[Dataset records]
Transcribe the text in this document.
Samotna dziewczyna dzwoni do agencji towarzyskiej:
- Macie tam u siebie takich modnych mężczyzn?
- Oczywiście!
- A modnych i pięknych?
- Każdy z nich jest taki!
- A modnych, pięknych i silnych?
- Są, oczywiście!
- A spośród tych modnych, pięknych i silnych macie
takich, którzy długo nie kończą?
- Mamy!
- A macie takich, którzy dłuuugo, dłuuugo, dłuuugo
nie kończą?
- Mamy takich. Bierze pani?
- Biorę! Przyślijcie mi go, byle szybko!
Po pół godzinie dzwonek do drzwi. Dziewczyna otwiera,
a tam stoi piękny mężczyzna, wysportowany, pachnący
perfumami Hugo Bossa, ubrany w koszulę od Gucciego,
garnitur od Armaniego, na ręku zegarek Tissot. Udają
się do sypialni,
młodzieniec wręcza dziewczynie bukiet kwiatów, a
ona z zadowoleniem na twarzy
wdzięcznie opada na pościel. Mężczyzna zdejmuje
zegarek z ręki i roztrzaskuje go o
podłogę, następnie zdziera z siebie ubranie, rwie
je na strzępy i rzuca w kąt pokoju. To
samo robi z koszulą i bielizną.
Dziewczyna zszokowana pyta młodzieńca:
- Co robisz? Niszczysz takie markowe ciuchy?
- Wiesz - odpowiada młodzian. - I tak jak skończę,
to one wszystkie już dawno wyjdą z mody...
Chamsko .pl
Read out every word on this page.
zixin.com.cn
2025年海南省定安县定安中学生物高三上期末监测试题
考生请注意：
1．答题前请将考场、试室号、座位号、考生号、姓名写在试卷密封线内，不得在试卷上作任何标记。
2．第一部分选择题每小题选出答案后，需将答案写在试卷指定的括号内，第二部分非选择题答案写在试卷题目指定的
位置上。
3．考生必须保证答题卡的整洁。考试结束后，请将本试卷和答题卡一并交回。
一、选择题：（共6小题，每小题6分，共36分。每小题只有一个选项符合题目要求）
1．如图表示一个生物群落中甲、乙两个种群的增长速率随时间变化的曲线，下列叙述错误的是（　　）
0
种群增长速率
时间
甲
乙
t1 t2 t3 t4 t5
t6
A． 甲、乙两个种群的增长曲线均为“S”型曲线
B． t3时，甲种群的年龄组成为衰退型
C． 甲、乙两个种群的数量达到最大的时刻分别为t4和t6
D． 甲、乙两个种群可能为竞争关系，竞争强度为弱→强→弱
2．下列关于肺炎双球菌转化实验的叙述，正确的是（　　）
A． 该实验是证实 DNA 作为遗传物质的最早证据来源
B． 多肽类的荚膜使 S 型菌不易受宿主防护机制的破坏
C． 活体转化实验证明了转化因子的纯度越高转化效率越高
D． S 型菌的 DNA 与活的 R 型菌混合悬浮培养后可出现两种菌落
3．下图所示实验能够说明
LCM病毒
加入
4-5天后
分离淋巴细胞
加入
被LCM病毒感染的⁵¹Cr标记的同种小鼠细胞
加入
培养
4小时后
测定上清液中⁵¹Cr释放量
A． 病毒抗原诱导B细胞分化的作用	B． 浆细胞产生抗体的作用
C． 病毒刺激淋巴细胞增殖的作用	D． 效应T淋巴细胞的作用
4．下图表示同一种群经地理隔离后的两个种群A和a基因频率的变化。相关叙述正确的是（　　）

Work to do. Retype only the lines running from the line with "Read out every word on this page." to the end of the listing, including both of those lines.

Finished task.
Read out every word on this page.
zixin.com.cn
2025年海南省定安县定安中学生物高三上期末监测试题
考生请注意：
1．答题前请将考场、试室号、座位号、考生号、姓名写在试卷密封线内，不得在试卷上作任何标记。
2．第一部分选择题每小题选出答案后，需将答案写在试卷指定的括号内，第二部分非选择题答案写在试卷题目指定的
位置上。
3．考生必须保证答题卡的整洁。考试结束后，请将本试卷和答题卡一并交回。
一、选择题：（共6小题，每小题6分，共36分。每小题只有一个选项符合题目要求）
1．如图表示一个生物群落中甲、乙两个种群的增长速率随时间变化的曲线，下列叙述错误的是（　　）
0
种群增长速率
时间
甲
乙
t1 t2 t3 t4 t5
t6
A． 甲、乙两个种群的增长曲线均为“S”型曲线
B． t3时，甲种群的年龄组成为衰退型
C． 甲、乙两个种群的数量达到最大的时刻分别为t4和t6
D． 甲、乙两个种群可能为竞争关系，竞争强度为弱→强→弱
2．下列关于肺炎双球菌转化实验的叙述，正确的是（　　）
A． 该实验是证实 DNA 作为遗传物质的最早证据来源
B． 多肽类的荚膜使 S 型菌不易受宿主防护机制的破坏
C． 活体转化实验证明了转化因子的纯度越高转化效率越高
D． S 型菌的 DNA 与活的 R 型菌混合悬浮培养后可出现两种菌落
3．下图所示实验能够说明
LCM病毒
加入
4-5天后
分离淋巴细胞
加入
被LCM病毒感染的⁵¹Cr标记的同种小鼠细胞
加入
培养
4小时后
测定上清液中⁵¹Cr释放量
A． 病毒抗原诱导B细胞分化的作用	B． 浆细胞产生抗体的作用
C． 病毒刺激淋巴细胞增殖的作用	D． 效应T淋巴细胞的作用
4．下图表示同一种群经地理隔离后的两个种群A和a基因频率的变化。相关叙述正确的是（　　）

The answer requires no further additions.